Goal:
Repeat the material below word for word and leave out all pictures.

Material provided:

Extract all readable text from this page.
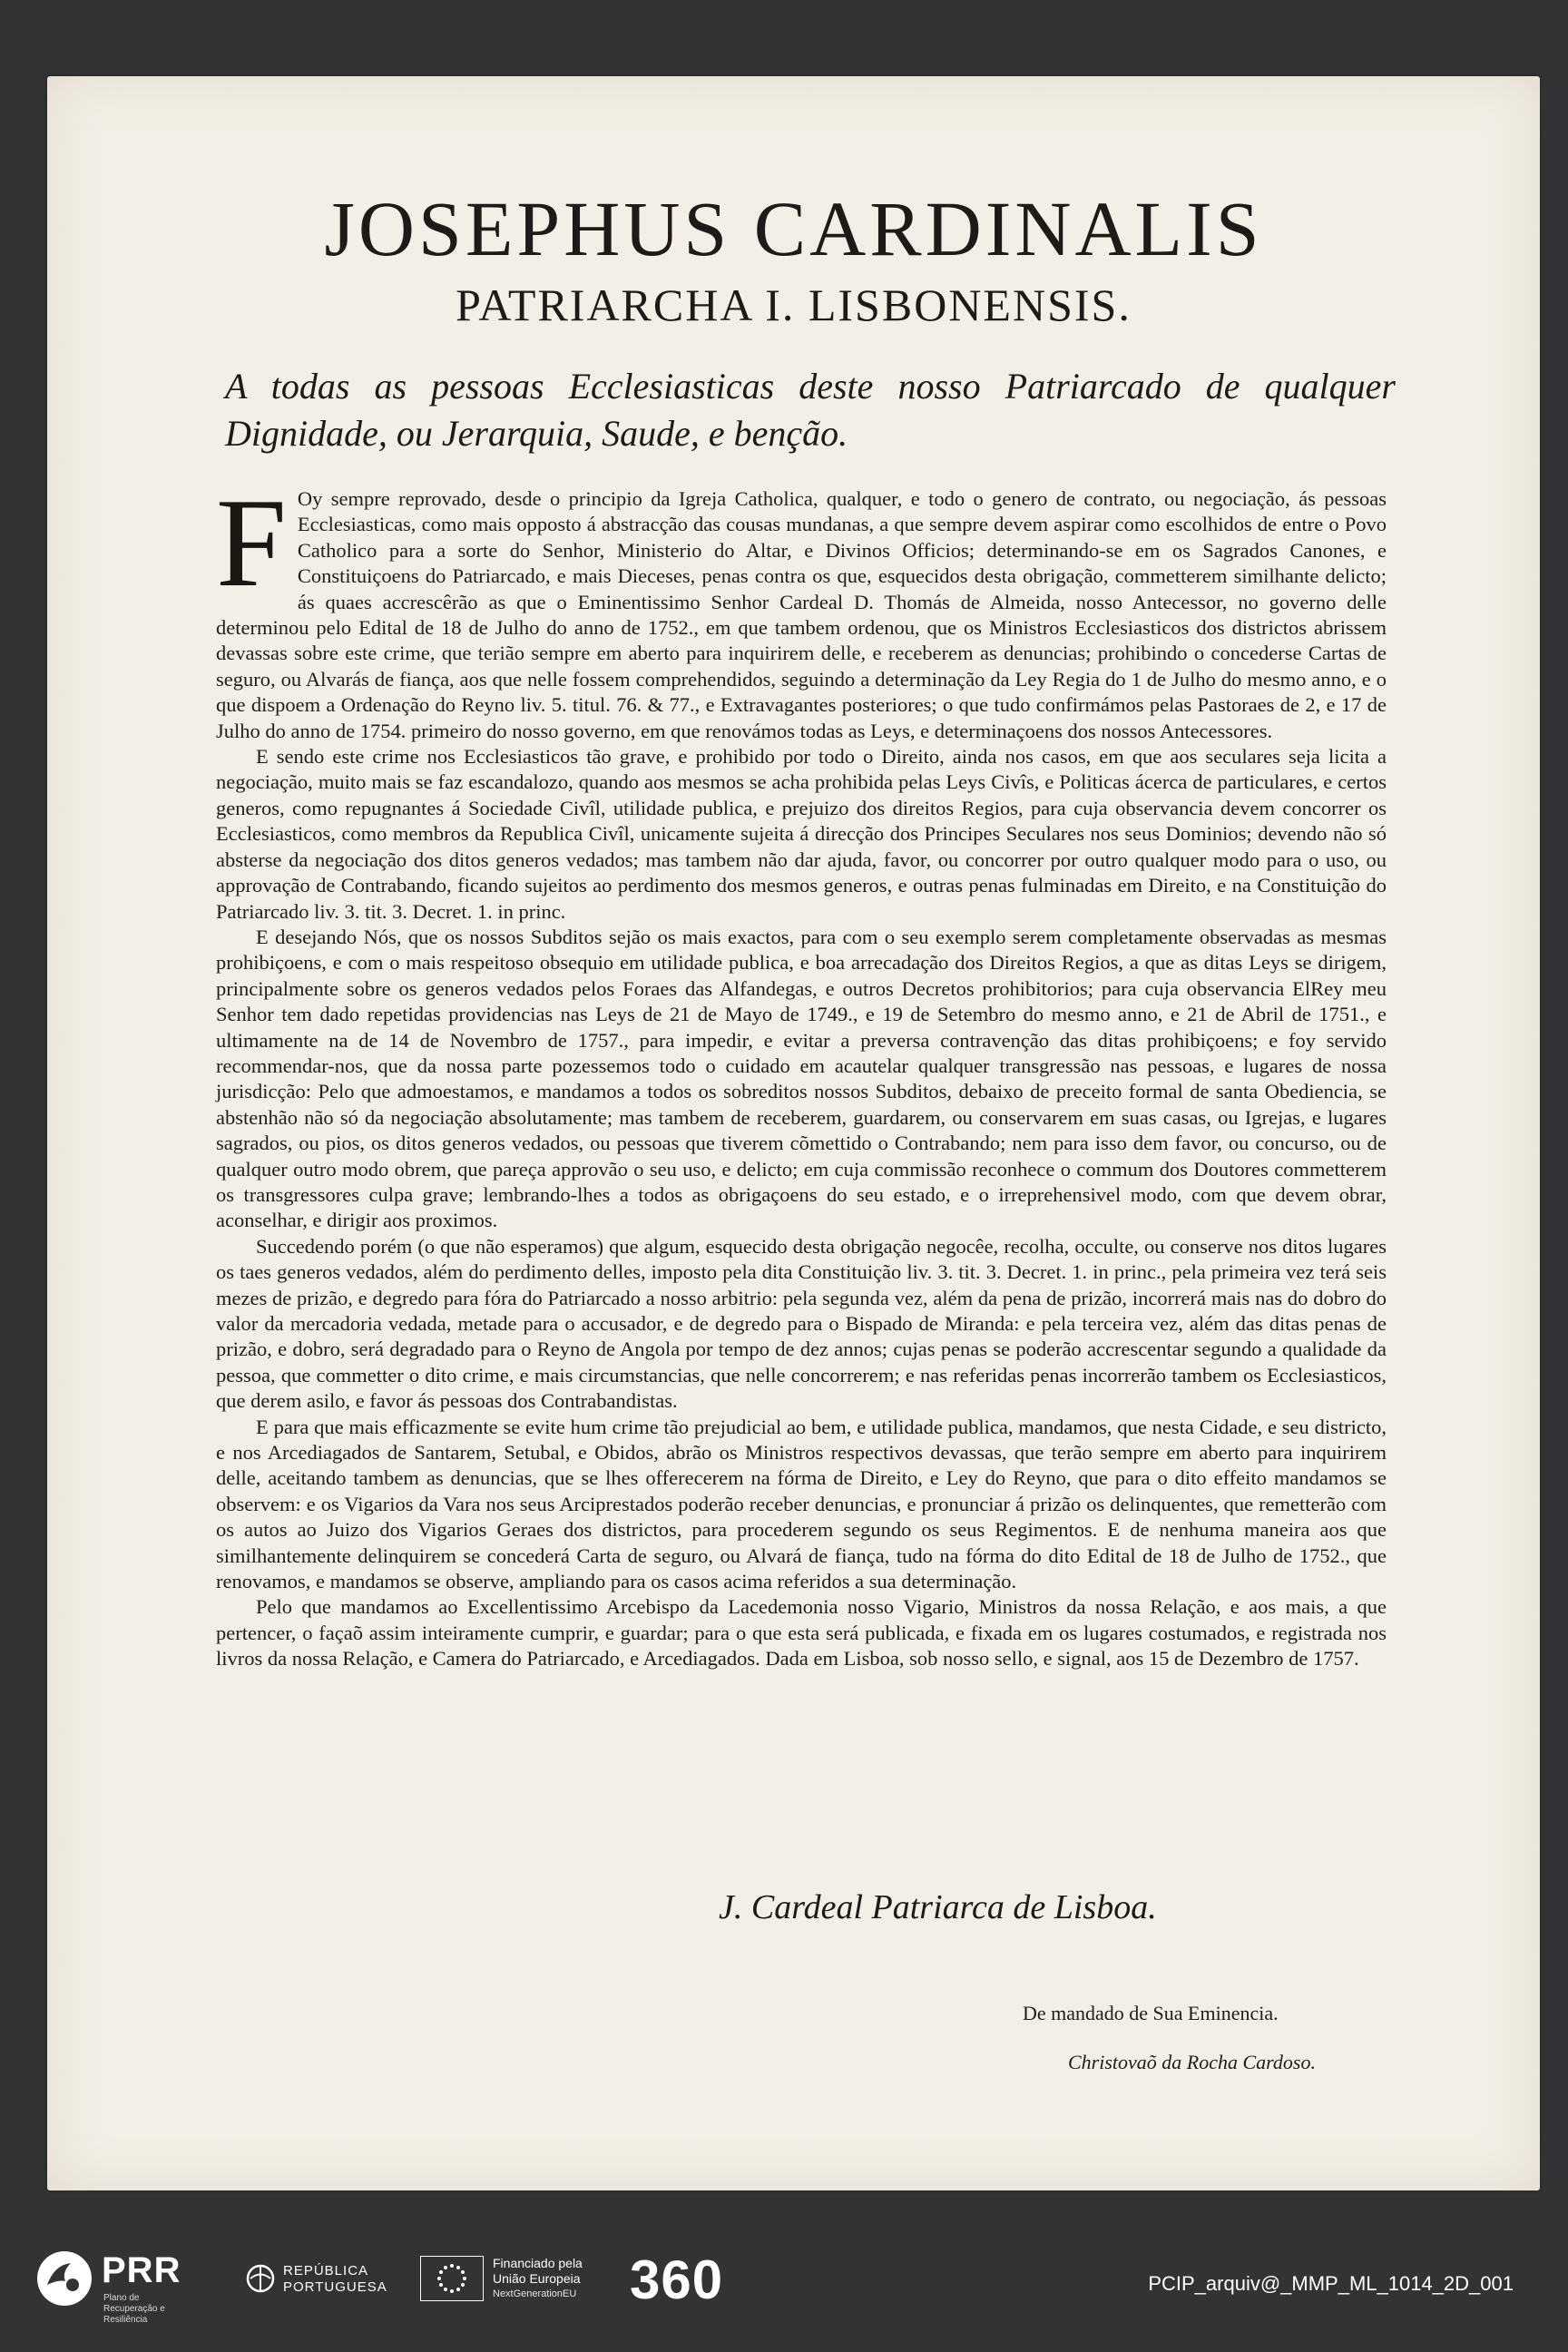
JOSEPHUS CARDINALIS
PATRIARCHA I. LISBONENSIS.
A todas as pessoas Ecclesiasticas deste nosso Patriarcado de qualquer Dignidade, ou Jerarquia, Saude, e benção.

F Oy sempre reprovado, desde o principio da Igreja Catholica, qualquer, e todo o genero de contrato, ou negociação, ás pessoas Ecclesiasticas, como mais opposto á abstracção das cousas mundanas, a que sempre devem aspirar como escolhidos de entre o Povo Catholico para a sorte do Senhor, Ministerio do Altar, e Divinos Officios; determinando-se em os Sagrados Canones, e Constituiçoens do Patriarcado, e mais Dieceses, penas contra os que, esquecidos desta obrigação, commetterem similhante delicto; ás quaes accrescêrão as que o Eminentissimo Senhor Cardeal D. Thomás de Almeida, nosso Antecessor, no governo delle determinou pelo Edital de 18 de Julho do anno de 1752., em que tambem ordenou, que os Ministros Ecclesiasticos dos districtos abrissem devassas sobre este crime, que terião sempre em aberto para inquirirem delle, e receberem as denuncias; prohibindo o concederse Cartas de seguro, ou Alvarás de fiança, aos que nelle fossem comprehendidos, seguindo a determinação da Ley Regia do 1 de Julho do mesmo anno, e o que dispoem a Ordenação do Reyno liv. 5. titul. 76. & 77., e Extravagantes posteriores; o que tudo confirmámos pelas Pastoraes de 2, e 17 de Julho do anno de 1754. primeiro do nosso governo, em que renovámos todas as Leys, e determinaçoens dos nossos Antecessores.

E sendo este crime nos Ecclesiasticos tão grave, e prohibido por todo o Direito, ainda nos casos, em que aos seculares seja licita a negociação, muito mais se faz escandalozo, quando aos mesmos se acha prohibida pelas Leys Civîs, e Politicas ácerca de particulares, e certos generos, como repugnantes á Sociedade Civîl, utilidade publica, e prejuizo dos direitos Regios, para cuja observancia devem concorrer os Ecclesiasticos, como membros da Republica Civîl, unicamente sujeita á direcção dos Principes Seculares nos seus Dominios; devendo não só absterse da negociação dos ditos generos vedados; mas tambem não dar ajuda, favor, ou concorrer por outro qualquer modo para o uso, ou approvação de Contrabando, ficando sujeitos ao perdimento dos mesmos generos, e outras penas fulminadas em Direito, e na Constituição do Patriarcado liv. 3. tit. 3. Decret. 1. in princ.

E desejando Nós, que os nossos Subditos sejão os mais exactos, para com o seu exemplo serem completamente observadas as mesmas prohibiçoens, e com o mais respeitoso obsequio em utilidade publica, e boa arrecadação dos Direitos Regios, a que as ditas Leys se dirigem, principalmente sobre os generos vedados pelos Foraes das Alfandegas, e outros Decretos prohibitorios; para cuja observancia ElRey meu Senhor tem dado repetidas providencias nas Leys de 21 de Mayo de 1749., e 19 de Setembro do mesmo anno, e 21 de Abril de 1751., e ultimamente na de 14 de Novembro de 1757., para impedir, e evitar a preversa contravenção das ditas prohibiçoens; e foy servido recommendar-nos, que da nossa parte pozessemos todo o cuidado em acautelar qualquer transgressão nas pessoas, e lugares de nossa jurisdicção: Pelo que admoestamos, e mandamos a todos os sobreditos nossos Subditos, debaixo de preceito formal de santa Obediencia, se abstenhão não só da negociação absolutamente; mas tambem de receberem, guardarem, ou conservarem em suas casas, ou Igrejas, e lugares sagrados, ou pios, os ditos generos vedados, ou pessoas que tiverem cõmettido o Contrabando; nem para isso dem favor, ou concurso, ou de qualquer outro modo obrem, que pareça approvão o seu uso, e delicto; em cuja commissão reconhece o commum dos Doutores commetterem os transgressores culpa grave; lembrando-lhes a todos as obrigaçoens do seu estado, e o irreprehensivel modo, com que devem obrar, aconselhar, e dirigir aos proximos.

Succedendo porém (o que não esperamos) que algum, esquecido desta obrigação negocêe, recolha, occulte, ou conserve nos ditos lugares os taes generos vedados, além do perdimento delles, imposto pela dita Constituição liv. 3. tit. 3. Decret. 1. in princ., pela primeira vez terá seis mezes de prizão, e degredo para fóra do Patriarcado a nosso arbitrio: pela segunda vez, além da pena de prizão, incorrerá mais nas do dobro do valor da mercadoria vedada, metade para o accusador, e de degredo para o Bispado de Miranda: e pela terceira vez, além das ditas penas de prizão, e dobro, será degradado para o Reyno de Angola por tempo de dez annos; cujas penas se poderão accrescentar segundo a qualidade da pessoa, que commetter o dito crime, e mais circumstancias, que nelle concorrerem; e nas referidas penas incorrerão tambem os Ecclesiasticos, que derem asilo, e favor ás pessoas dos Contrabandistas.

E para que mais efficazmente se evite hum crime tão prejudicial ao bem, e utilidade publica, mandamos, que nesta Cidade, e seu districto, e nos Arcediagados de Santarem, Setubal, e Obidos, abrão os Ministros respectivos devassas, que terão sempre em aberto para inquirirem delle, aceitando tambem as denuncias, que se lhes offerecerem na fórma de Direito, e Ley do Reyno, que para o dito effeito mandamos se observem: e os Vigarios da Vara nos seus Arciprestados poderão receber denuncias, e pronunciar á prizão os delinquentes, que remetterão com os autos ao Juizo dos Vigarios Geraes dos districtos, para procederem segundo os seus Regimentos. E de nenhuma maneira aos que similhantemente delinquirem se concederá Carta de seguro, ou Alvará de fiança, tudo na fórma do dito Edital de 18 de Julho de 1752., que renovamos, e mandamos se observe, ampliando para os casos acima referidos a sua determinação.

Pelo que mandamos ao Excellentissimo Arcebispo da Lacedemonia nosso Vigario, Ministros da nossa Relação, e aos mais, a que pertencer, o façaõ assim inteiramente cumprir, e guardar; para o que esta será publicada, e fixada em os lugares costumados, e registrada nos livros da nossa Relação, e Camera do Patriarcado, e Arcediagados. Dada em Lisboa, sob nosso sello, e signal, aos 15 de Dezembro de 1757.

J. Cardeal Patriarca de Lisboa.
De mandado de Sua Eminencia.
Christovaõ da Rocha Cardoso.
PRR
Plano de Recuperação e Resiliência
REPÚBLICA
PORTUGUESA
Financiado pela
União Europeia
NextGenerationEU 360	PCIP_arquiv@_MMP_ML_1014_2D_001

Written response:
Extract all readable text from this page.
JOSEPHUS CARDINALIS
PATRIARCHA I. LISBONENSIS.
A todas as pessoas Ecclesiasticas deste nosso Patriarcado de qualquer Dignidade, ou Jerarquia, Saude, e benção.

F Oy sempre reprovado, desde o principio da Igreja Catholica, qualquer, e todo o genero de contrato, ou negociação, ás pessoas Ecclesiasticas, como mais opposto á abstracção das cousas mundanas, a que sempre devem aspirar como escolhidos de entre o Povo Catholico para a sorte do Senhor, Ministerio do Altar, e Divinos Officios; determinando-se em os Sagrados Canones, e Constituiçoens do Patriarcado, e mais Dieceses, penas contra os que, esquecidos desta obrigação, commetterem similhante delicto; ás quaes accrescêrão as que o Eminentissimo Senhor Cardeal D. Thomás de Almeida, nosso Antecessor, no governo delle determinou pelo Edital de 18 de Julho do anno de 1752., em que tambem ordenou, que os Ministros Ecclesiasticos dos districtos abrissem devassas sobre este crime, que terião sempre em aberto para inquirirem delle, e receberem as denuncias; prohibindo o concederse Cartas de seguro, ou Alvarás de fiança, aos que nelle fossem comprehendidos, seguindo a determinação da Ley Regia do 1 de Julho do mesmo anno, e o que dispoem a Ordenação do Reyno liv. 5. titul. 76. & 77., e Extravagantes posteriores; o que tudo confirmámos pelas Pastoraes de 2, e 17 de Julho do anno de 1754. primeiro do nosso governo, em que renovámos todas as Leys, e determinaçoens dos nossos Antecessores.

E sendo este crime nos Ecclesiasticos tão grave, e prohibido por todo o Direito, ainda nos casos, em que aos seculares seja licita a negociação, muito mais se faz escandalozo, quando aos mesmos se acha prohibida pelas Leys Civîs, e Politicas ácerca de particulares, e certos generos, como repugnantes á Sociedade Civîl, utilidade publica, e prejuizo dos direitos Regios, para cuja observancia devem concorrer os Ecclesiasticos, como membros da Republica Civîl, unicamente sujeita á direcção dos Principes Seculares nos seus Dominios; devendo não só absterse da negociação dos ditos generos vedados; mas tambem não dar ajuda, favor, ou concorrer por outro qualquer modo para o uso, ou approvação de Contrabando, ficando sujeitos ao perdimento dos mesmos generos, e outras penas fulminadas em Direito, e na Constituição do Patriarcado liv. 3. tit. 3. Decret. 1. in princ.

E desejando Nós, que os nossos Subditos sejão os mais exactos, para com o seu exemplo serem completamente observadas as mesmas prohibiçoens, e com o mais respeitoso obsequio em utilidade publica, e boa arrecadação dos Direitos Regios, a que as ditas Leys se dirigem, principalmente sobre os generos vedados pelos Foraes das Alfandegas, e outros Decretos prohibitorios; para cuja observancia ElRey meu Senhor tem dado repetidas providencias nas Leys de 21 de Mayo de 1749., e 19 de Setembro do mesmo anno, e 21 de Abril de 1751., e ultimamente na de 14 de Novembro de 1757., para impedir, e evitar a preversa contravenção das ditas prohibiçoens; e foy servido recommendar-nos, que da nossa parte pozessemos todo o cuidado em acautelar qualquer transgressão nas pessoas, e lugares de nossa jurisdicção: Pelo que admoestamos, e mandamos a todos os sobreditos nossos Subditos, debaixo de preceito formal de santa Obediencia, se abstenhão não só da negociação absolutamente; mas tambem de receberem, guardarem, ou conservarem em suas casas, ou Igrejas, e lugares sagrados, ou pios, os ditos generos vedados, ou pessoas que tiverem cõmettido o Contrabando; nem para isso dem favor, ou concurso, ou de qualquer outro modo obrem, que pareça approvão o seu uso, e delicto; em cuja commissão reconhece o commum dos Doutores commetterem os transgressores culpa grave; lembrando-lhes a todos as obrigaçoens do seu estado, e o irreprehensivel modo, com que devem obrar, aconselhar, e dirigir aos proximos.

Succedendo porém (o que não esperamos) que algum, esquecido desta obrigação negocêe, recolha, occulte, ou conserve nos ditos lugares os taes generos vedados, além do perdimento delles, imposto pela dita Constituição liv. 3. tit. 3. Decret. 1. in princ., pela primeira vez terá seis mezes de prizão, e degredo para fóra do Patriarcado a nosso arbitrio: pela segunda vez, além da pena de prizão, incorrerá mais nas do dobro do valor da mercadoria vedada, metade para o accusador, e de degredo para o Bispado de Miranda: e pela terceira vez, além das ditas penas de prizão, e dobro, será degradado para o Reyno de Angola por tempo de dez annos; cujas penas se poderão accrescentar segundo a qualidade da pessoa, que commetter o dito crime, e mais circumstancias, que nelle concorrerem; e nas referidas penas incorrerão tambem os Ecclesiasticos, que derem asilo, e favor ás pessoas dos Contrabandistas.

E para que mais efficazmente se evite hum crime tão prejudicial ao bem, e utilidade publica, mandamos, que nesta Cidade, e seu districto, e nos Arcediagados de Santarem, Setubal, e Obidos, abrão os Ministros respectivos devassas, que terão sempre em aberto para inquirirem delle, aceitando tambem as denuncias, que se lhes offerecerem na fórma de Direito, e Ley do Reyno, que para o dito effeito mandamos se observem: e os Vigarios da Vara nos seus Arciprestados poderão receber denuncias, e pronunciar á prizão os delinquentes, que remetterão com os autos ao Juizo dos Vigarios Geraes dos districtos, para procederem segundo os seus Regimentos. E de nenhuma maneira aos que similhantemente delinquirem se concederá Carta de seguro, ou Alvará de fiança, tudo na fórma do dito Edital de 18 de Julho de 1752., que renovamos, e mandamos se observe, ampliando para os casos acima referidos a sua determinação.

Pelo que mandamos ao Excellentissimo Arcebispo da Lacedemonia nosso Vigario, Ministros da nossa Relação, e aos mais, a que pertencer, o façaõ assim inteiramente cumprir, e guardar; para o que esta será publicada, e fixada em os lugares costumados, e registrada nos livros da nossa Relação, e Camera do Patriarcado, e Arcediagados. Dada em Lisboa, sob nosso sello, e signal, aos 15 de Dezembro de 1757.

J. Cardeal Patriarca de Lisboa.
De mandado de Sua Eminencia.
Christovaõ da Rocha Cardoso.
PRR
Plano de Recuperação e Resiliência
REPÚBLICA
PORTUGUESA
Financiado pela
União Europeia
NextGenerationEU 360	PCIP_arquiv@_MMP_ML_1014_2D_001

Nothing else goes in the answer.